▶ **Stated problem**
Transcribe each line exactly.

Stored entries:
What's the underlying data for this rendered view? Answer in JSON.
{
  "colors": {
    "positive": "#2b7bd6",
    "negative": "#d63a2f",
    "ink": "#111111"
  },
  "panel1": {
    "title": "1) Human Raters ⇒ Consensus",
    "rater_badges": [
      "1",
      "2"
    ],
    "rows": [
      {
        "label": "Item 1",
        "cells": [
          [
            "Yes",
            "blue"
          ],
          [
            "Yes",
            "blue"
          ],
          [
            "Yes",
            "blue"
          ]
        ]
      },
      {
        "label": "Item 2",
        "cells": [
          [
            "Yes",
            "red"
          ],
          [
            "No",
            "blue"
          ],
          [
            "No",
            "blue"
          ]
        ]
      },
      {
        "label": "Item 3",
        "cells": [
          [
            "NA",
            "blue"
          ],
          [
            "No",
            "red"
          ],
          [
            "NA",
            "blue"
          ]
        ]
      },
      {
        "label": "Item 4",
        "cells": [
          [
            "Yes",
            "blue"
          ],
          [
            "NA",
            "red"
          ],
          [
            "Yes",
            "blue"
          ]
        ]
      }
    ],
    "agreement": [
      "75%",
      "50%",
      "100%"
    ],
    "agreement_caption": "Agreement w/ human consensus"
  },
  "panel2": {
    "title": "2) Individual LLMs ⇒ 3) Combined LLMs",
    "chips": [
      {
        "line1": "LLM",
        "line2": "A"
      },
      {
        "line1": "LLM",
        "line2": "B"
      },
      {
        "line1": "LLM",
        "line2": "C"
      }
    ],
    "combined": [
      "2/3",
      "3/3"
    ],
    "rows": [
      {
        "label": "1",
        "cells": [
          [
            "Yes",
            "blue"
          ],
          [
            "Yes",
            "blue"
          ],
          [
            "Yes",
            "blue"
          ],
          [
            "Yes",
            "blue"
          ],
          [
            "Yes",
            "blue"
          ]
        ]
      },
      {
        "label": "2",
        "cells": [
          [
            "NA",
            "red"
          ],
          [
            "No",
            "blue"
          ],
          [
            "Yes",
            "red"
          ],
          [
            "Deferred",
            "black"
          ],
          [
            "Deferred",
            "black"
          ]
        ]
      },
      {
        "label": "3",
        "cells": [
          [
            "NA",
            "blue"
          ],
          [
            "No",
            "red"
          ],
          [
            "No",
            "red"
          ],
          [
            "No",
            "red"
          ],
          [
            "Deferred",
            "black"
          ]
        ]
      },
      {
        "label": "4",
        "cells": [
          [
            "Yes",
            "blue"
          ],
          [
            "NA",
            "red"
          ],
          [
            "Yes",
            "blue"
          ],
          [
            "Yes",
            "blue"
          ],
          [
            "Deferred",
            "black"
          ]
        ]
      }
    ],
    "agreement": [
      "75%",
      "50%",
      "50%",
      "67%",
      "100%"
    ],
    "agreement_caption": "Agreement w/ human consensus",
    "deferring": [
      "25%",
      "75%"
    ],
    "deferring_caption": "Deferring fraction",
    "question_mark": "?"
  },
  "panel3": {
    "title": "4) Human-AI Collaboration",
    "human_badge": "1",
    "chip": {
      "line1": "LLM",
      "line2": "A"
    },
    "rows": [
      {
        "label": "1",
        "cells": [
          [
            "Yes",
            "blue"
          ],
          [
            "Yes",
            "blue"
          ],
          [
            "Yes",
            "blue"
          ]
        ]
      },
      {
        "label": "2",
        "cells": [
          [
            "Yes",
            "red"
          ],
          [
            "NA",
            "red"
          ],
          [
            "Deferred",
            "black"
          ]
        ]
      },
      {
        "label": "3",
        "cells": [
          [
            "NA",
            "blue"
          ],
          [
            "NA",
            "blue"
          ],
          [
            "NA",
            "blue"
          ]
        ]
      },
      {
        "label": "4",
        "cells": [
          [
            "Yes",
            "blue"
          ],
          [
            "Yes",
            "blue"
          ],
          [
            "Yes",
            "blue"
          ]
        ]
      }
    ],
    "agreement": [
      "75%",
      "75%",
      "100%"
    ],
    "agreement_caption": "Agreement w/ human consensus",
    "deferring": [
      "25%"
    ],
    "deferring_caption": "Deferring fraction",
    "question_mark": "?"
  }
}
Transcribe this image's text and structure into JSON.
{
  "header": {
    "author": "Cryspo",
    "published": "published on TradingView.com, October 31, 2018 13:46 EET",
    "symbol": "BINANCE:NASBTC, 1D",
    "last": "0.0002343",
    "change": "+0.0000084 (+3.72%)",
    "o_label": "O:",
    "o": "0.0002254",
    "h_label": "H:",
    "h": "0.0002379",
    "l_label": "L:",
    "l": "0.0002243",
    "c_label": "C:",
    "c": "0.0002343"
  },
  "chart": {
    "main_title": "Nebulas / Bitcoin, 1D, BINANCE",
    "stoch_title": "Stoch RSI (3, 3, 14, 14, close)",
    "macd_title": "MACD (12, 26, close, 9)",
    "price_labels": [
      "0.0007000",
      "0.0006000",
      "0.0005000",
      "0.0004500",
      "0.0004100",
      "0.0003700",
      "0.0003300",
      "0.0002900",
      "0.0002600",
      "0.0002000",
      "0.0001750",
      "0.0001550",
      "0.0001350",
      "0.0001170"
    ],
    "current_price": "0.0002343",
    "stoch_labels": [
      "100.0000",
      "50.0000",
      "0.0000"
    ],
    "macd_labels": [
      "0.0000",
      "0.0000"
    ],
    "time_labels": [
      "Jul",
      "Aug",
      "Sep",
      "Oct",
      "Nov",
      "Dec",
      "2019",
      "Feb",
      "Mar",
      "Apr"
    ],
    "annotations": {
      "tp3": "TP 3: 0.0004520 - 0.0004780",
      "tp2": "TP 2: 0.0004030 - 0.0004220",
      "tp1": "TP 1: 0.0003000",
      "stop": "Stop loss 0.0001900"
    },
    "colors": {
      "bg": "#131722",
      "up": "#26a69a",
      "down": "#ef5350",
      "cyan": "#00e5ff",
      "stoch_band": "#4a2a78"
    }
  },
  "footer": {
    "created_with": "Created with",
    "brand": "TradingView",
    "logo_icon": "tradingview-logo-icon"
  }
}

▶ **Answer**
What's the underlying data for this rendered view? Answer in JSON.
{
  "colors": {
    "positive": "#2b7bd6",
    "negative": "#d63a2f",
    "ink": "#111111"
  },
  "panel1": {
    "title": "1) Human Raters ⇒ Consensus",
    "rater_badges": [
      "1",
      "2"
    ],
    "rows": [
      {
        "label": "Item 1",
        "cells": [
          [
            "Yes",
            "blue"
          ],
          [
            "Yes",
            "blue"
          ],
          [
            "Yes",
            "blue"
          ]
        ]
      },
      {
        "label": "Item 2",
        "cells": [
          [
            "Yes",
            "red"
          ],
          [
            "No",
            "blue"
          ],
          [
            "No",
            "blue"
          ]
        ]
      },
      {
        "label": "Item 3",
        "cells": [
          [
            "NA",
            "blue"
          ],
          [
            "No",
            "red"
          ],
          [
            "NA",
            "blue"
          ]
        ]
      },
      {
        "label": "Item 4",
        "cells": [
          [
            "Yes",
            "blue"
          ],
          [
            "NA",
            "red"
          ],
          [
            "Yes",
            "blue"
          ]
        ]
      }
    ],
    "agreement": [
      "75%",
      "50%",
      "100%"
    ],
    "agreement_caption": "Agreement w/ human consensus"
  },
  "panel2": {
    "title": "2) Individual LLMs ⇒ 3) Combined LLMs",
    "chips": [
      {
        "line1": "LLM",
        "line2": "A"
      },
      {
        "line1": "LLM",
        "line2": "B"
      },
      {
        "line1": "LLM",
        "line2": "C"
      }
    ],
    "combined": [
      "2/3",
      "3/3"
    ],
    "rows": [
      {
        "label": "1",
        "cells": [
          [
            "Yes",
            "blue"
          ],
          [
            "Yes",
            "blue"
          ],
          [
            "Yes",
            "blue"
          ],
          [
            "Yes",
            "blue"
          ],
          [
            "Yes",
            "blue"
          ]
        ]
      },
      {
        "label": "2",
        "cells": [
          [
            "NA",
            "red"
          ],
          [
            "No",
            "blue"
          ],
          [
            "Yes",
            "red"
          ],
          [
            "Deferred",
            "black"
          ],
          [
            "Deferred",
            "black"
          ]
        ]
      },
      {
        "label": "3",
        "cells": [
          [
            "NA",
            "blue"
          ],
          [
            "No",
            "red"
          ],
          [
            "No",
            "red"
          ],
          [
            "No",
            "red"
          ],
          [
            "Deferred",
            "black"
          ]
        ]
      },
      {
        "label": "4",
        "cells": [
          [
            "Yes",
            "blue"
          ],
          [
            "NA",
            "red"
          ],
          [
            "Yes",
            "blue"
          ],
          [
            "Yes",
            "blue"
          ],
          [
            "Deferred",
            "black"
          ]
        ]
      }
    ],
    "agreement": [
      "75%",
      "50%",
      "50%",
      "67%",
      "100%"
    ],
    "agreement_caption": "Agreement w/ human consensus",
    "deferring": [
      "25%",
      "75%"
    ],
    "deferring_caption": "Deferring fraction",
    "question_mark": "?"
  },
  "panel3": {
    "title": "4) Human-AI Collaboration",
    "human_badge": "1",
    "chip": {
      "line1": "LLM",
      "line2": "A"
    },
    "rows": [
      {
        "label": "1",
        "cells": [
          [
            "Yes",
            "blue"
          ],
          [
            "Yes",
            "blue"
          ],
          [
            "Yes",
            "blue"
          ]
        ]
      },
      {
        "label": "2",
        "cells": [
          [
            "Yes",
            "red"
          ],
          [
            "NA",
            "red"
          ],
          [
            "Deferred",
            "black"
          ]
        ]
      },
      {
        "label": "3",
        "cells": [
          [
            "NA",
            "blue"
          ],
          [
            "NA",
            "blue"
          ],
          [
            "NA",
            "blue"
          ]
        ]
      },
      {
        "label": "4",
        "cells": [
          [
            "Yes",
            "blue"
          ],
          [
            "Yes",
            "blue"
          ],
          [
            "Yes",
            "blue"
          ]
        ]
      }
    ],
    "agreement": [
      "75%",
      "75%",
      "100%"
    ],
    "agreement_caption": "Agreement w/ human consensus",
    "deferring": [
      "25%"
    ],
    "deferring_caption": "Deferring fraction",
    "question_mark": "?"
  }
}
Transcribe this image's text and structure into JSON.
{
  "header": {
    "author": "Cryspo",
    "published": "published on TradingView.com, October 31, 2018 13:46 EET",
    "symbol": "BINANCE:NASBTC, 1D",
    "last": "0.0002343",
    "change": "+0.0000084 (+3.72%)",
    "o_label": "O:",
    "o": "0.0002254",
    "h_label": "H:",
    "h": "0.0002379",
    "l_label": "L:",
    "l": "0.0002243",
    "c_label": "C:",
    "c": "0.0002343"
  },
  "chart": {
    "main_title": "Nebulas / Bitcoin, 1D, BINANCE",
    "stoch_title": "Stoch RSI (3, 3, 14, 14, close)",
    "macd_title": "MACD (12, 26, close, 9)",
    "price_labels": [
      "0.0007000",
      "0.0006000",
      "0.0005000",
      "0.0004500",
      "0.0004100",
      "0.0003700",
      "0.0003300",
      "0.0002900",
      "0.0002600",
      "0.0002000",
      "0.0001750",
      "0.0001550",
      "0.0001350",
      "0.0001170"
    ],
    "current_price": "0.0002343",
    "stoch_labels": [
      "100.0000",
      "50.0000",
      "0.0000"
    ],
    "macd_labels": [
      "0.0000",
      "0.0000"
    ],
    "time_labels": [
      "Jul",
      "Aug",
      "Sep",
      "Oct",
      "Nov",
      "Dec",
      "2019",
      "Feb",
      "Mar",
      "Apr"
    ],
    "annotations": {
      "tp3": "TP 3: 0.0004520 - 0.0004780",
      "tp2": "TP 2: 0.0004030 - 0.0004220",
      "tp1": "TP 1: 0.0003000",
      "stop": "Stop loss 0.0001900"
    },
    "colors": {
      "bg": "#131722",
      "up": "#26a69a",
      "down": "#ef5350",
      "cyan": "#00e5ff",
      "stoch_band": "#4a2a78"
    }
  },
  "footer": {
    "created_with": "Created with",
    "brand": "TradingView",
    "logo_icon": "tradingview-logo-icon"
  }
}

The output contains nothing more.